### [PROMPT]
Below are some records. Say how many of their lines contain the string "dash", and give nothing but the number.

### [RECORDS SUPPLIED]
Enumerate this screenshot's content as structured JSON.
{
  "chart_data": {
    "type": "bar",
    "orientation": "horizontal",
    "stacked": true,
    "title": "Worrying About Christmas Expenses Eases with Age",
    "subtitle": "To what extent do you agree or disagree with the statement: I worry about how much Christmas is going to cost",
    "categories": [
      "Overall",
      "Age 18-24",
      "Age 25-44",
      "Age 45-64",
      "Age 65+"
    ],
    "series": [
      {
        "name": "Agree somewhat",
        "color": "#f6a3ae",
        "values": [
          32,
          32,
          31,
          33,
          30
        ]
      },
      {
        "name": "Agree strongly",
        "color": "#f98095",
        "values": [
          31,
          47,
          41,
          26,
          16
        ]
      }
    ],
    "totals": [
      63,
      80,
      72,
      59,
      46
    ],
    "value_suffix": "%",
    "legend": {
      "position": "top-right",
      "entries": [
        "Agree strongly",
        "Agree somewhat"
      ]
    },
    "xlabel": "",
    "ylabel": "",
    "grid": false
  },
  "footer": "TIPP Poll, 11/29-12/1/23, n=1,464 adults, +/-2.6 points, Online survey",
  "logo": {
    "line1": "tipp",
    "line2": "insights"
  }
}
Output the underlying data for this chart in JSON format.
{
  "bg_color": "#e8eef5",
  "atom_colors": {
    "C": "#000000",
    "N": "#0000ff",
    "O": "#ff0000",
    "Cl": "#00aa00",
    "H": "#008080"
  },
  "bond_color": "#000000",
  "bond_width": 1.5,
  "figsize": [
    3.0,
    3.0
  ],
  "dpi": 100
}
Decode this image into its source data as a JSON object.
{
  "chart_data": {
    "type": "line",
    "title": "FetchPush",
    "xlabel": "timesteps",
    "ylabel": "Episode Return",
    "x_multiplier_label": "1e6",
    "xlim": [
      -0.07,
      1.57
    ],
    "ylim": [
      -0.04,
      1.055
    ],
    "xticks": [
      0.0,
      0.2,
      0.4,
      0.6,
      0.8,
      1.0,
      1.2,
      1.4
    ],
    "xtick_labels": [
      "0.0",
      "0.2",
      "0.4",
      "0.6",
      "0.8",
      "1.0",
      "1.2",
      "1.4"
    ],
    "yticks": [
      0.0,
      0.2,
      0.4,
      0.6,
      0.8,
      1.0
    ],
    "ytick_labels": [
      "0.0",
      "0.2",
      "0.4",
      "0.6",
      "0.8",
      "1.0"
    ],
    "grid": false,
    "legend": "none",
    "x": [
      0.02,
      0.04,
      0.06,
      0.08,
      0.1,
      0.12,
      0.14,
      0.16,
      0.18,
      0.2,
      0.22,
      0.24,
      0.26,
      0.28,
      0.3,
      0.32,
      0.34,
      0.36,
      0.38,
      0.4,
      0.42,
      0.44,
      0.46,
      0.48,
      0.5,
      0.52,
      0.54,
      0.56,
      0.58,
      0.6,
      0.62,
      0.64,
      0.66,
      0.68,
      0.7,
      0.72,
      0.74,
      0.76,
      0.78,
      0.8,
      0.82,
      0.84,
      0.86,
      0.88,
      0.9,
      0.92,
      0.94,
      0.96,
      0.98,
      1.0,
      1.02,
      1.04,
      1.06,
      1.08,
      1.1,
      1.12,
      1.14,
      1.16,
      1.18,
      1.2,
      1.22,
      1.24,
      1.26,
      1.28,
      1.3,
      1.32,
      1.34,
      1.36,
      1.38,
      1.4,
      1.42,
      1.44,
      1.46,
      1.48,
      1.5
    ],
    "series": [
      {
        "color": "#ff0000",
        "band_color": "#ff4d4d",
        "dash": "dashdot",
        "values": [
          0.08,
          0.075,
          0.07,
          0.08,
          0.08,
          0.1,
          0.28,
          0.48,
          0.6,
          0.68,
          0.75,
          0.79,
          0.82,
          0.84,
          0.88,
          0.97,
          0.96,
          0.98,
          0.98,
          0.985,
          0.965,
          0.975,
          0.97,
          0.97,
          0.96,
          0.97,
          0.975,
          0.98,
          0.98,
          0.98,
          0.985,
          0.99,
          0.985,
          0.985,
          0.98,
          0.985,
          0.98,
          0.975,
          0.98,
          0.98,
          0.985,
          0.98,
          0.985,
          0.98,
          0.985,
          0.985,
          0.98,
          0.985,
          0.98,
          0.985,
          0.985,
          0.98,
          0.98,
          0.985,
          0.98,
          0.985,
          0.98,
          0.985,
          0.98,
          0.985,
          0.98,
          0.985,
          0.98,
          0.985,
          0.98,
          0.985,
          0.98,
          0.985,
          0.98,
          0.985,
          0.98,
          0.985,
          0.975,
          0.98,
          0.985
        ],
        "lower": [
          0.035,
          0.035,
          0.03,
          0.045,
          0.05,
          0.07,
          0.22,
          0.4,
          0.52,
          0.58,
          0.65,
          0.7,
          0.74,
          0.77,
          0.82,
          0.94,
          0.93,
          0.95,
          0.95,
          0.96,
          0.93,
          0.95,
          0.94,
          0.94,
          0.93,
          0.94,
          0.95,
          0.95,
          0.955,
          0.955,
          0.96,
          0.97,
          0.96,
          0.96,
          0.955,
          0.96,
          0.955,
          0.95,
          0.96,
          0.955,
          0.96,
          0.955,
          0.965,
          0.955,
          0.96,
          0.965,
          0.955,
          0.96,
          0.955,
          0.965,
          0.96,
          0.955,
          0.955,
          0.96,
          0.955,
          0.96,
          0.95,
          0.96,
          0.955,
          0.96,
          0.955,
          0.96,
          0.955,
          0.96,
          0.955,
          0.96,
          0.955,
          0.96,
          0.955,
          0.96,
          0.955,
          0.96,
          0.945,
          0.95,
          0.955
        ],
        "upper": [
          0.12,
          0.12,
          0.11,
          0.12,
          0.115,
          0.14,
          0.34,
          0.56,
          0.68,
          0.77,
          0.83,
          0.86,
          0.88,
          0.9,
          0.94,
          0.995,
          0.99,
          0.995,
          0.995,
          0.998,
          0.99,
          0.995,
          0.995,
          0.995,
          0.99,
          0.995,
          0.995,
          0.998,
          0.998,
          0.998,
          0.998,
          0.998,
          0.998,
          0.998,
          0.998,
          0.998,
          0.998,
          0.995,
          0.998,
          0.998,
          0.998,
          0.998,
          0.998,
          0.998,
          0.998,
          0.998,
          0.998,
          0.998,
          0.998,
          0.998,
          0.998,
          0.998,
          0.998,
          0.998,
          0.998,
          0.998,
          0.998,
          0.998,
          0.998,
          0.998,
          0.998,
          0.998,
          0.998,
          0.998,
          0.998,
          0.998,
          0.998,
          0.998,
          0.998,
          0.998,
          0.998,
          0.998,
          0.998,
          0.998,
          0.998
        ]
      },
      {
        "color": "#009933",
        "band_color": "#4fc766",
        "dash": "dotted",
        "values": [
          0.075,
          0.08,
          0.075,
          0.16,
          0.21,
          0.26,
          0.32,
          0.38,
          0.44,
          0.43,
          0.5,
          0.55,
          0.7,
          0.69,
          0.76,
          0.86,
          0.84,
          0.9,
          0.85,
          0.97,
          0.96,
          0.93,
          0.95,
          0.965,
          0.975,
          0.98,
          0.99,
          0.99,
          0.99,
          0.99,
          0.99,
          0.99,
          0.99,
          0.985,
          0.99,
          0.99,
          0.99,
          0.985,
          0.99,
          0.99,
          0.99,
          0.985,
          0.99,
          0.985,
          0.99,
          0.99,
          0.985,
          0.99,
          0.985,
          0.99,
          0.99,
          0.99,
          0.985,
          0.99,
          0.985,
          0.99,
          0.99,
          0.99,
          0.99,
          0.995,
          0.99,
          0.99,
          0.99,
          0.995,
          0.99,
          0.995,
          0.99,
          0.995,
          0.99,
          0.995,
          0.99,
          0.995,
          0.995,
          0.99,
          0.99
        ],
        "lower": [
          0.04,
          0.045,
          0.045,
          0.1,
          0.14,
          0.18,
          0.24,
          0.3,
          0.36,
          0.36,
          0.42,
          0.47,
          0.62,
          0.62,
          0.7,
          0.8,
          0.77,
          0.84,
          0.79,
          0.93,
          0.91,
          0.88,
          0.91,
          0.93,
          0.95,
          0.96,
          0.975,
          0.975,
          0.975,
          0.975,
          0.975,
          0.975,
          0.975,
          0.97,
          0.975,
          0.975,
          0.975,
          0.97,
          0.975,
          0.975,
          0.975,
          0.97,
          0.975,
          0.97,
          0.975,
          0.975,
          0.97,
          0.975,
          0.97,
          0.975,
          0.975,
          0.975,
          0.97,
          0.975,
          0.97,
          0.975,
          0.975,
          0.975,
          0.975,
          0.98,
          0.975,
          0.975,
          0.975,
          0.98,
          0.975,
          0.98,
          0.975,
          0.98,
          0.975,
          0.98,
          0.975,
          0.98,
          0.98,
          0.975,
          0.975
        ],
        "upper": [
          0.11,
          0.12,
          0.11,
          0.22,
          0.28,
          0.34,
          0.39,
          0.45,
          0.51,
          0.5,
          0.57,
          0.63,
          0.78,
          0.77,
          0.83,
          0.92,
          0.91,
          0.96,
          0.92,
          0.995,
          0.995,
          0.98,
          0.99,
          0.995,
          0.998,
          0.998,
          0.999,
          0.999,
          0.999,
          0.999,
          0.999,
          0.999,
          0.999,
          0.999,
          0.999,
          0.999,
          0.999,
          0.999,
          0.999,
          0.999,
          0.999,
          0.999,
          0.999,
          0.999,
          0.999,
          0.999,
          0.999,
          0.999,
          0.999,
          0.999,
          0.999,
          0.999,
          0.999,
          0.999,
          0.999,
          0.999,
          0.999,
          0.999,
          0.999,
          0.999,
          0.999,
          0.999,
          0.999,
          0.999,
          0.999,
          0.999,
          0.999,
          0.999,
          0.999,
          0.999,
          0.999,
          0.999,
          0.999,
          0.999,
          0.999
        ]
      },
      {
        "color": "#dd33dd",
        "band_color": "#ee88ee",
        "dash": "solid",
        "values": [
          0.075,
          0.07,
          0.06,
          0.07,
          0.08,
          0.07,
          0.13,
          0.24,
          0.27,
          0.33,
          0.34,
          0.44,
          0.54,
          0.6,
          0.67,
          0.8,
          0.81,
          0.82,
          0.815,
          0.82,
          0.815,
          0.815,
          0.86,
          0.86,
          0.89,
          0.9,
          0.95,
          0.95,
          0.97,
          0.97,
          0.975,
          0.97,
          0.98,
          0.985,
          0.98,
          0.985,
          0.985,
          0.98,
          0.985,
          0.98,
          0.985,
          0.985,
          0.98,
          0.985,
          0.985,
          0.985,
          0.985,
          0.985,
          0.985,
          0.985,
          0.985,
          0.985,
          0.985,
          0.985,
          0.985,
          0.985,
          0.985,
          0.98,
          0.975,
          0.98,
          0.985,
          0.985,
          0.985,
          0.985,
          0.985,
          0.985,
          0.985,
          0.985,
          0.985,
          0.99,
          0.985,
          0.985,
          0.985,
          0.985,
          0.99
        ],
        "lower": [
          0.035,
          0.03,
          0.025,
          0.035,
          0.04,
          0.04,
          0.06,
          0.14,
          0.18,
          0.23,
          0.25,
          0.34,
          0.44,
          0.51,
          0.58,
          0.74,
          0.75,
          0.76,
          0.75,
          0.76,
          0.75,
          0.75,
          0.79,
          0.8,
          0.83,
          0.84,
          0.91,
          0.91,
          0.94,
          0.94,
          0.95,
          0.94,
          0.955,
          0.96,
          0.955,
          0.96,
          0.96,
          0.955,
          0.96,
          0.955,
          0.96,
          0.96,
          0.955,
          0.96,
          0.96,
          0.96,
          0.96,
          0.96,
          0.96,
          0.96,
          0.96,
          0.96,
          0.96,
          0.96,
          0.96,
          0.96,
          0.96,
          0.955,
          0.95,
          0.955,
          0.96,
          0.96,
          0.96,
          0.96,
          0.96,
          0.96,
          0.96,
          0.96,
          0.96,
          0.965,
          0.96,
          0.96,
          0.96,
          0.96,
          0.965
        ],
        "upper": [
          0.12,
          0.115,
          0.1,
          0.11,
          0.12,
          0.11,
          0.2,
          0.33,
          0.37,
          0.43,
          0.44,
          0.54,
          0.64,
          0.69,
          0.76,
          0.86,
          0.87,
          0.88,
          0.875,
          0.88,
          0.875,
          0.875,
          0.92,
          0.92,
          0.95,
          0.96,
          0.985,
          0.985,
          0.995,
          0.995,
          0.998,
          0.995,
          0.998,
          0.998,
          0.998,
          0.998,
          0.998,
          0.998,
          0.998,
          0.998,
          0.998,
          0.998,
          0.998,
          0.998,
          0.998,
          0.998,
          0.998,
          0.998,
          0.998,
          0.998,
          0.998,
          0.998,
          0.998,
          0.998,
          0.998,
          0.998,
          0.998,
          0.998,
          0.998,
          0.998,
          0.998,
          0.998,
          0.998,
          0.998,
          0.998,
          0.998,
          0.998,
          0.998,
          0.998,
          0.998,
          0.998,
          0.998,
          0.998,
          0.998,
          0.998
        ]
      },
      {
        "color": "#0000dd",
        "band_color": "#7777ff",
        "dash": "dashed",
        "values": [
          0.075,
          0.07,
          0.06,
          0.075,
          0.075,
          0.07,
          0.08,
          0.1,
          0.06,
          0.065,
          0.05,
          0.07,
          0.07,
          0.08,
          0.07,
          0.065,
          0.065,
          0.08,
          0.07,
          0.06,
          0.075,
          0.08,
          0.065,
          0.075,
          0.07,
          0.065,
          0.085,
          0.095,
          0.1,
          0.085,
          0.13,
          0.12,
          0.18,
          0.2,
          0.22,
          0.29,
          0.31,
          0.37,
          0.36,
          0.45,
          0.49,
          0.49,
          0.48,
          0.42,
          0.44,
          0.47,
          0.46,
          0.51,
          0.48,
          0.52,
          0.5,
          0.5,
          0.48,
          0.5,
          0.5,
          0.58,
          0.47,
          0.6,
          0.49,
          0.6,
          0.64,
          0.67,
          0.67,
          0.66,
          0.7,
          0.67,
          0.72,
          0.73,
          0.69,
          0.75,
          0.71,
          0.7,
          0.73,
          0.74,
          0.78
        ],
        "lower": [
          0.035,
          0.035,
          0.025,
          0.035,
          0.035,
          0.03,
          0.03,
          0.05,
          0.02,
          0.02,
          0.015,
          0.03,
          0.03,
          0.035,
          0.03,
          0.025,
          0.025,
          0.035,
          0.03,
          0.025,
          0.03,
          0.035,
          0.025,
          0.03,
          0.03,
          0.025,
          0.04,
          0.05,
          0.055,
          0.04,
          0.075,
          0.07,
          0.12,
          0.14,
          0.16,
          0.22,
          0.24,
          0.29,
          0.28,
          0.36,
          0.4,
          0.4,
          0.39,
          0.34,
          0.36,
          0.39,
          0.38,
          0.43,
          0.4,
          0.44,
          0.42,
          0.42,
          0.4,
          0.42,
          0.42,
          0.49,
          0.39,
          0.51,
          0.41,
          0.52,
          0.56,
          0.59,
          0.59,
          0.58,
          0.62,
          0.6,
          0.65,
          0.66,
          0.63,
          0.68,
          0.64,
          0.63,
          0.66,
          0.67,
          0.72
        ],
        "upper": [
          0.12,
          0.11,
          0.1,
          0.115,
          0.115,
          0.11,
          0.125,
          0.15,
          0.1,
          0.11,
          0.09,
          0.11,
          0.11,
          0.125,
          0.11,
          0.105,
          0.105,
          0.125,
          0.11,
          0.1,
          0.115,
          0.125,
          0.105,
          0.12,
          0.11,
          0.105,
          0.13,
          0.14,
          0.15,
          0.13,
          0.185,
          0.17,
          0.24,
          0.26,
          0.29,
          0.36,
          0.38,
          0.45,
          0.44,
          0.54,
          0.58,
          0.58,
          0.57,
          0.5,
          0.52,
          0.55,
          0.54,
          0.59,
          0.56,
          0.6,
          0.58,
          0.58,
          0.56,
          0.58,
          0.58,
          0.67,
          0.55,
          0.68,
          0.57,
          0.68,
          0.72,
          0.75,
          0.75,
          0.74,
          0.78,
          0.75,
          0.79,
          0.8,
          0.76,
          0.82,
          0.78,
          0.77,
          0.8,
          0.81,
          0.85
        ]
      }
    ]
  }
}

### [TASK OUTPUT]
4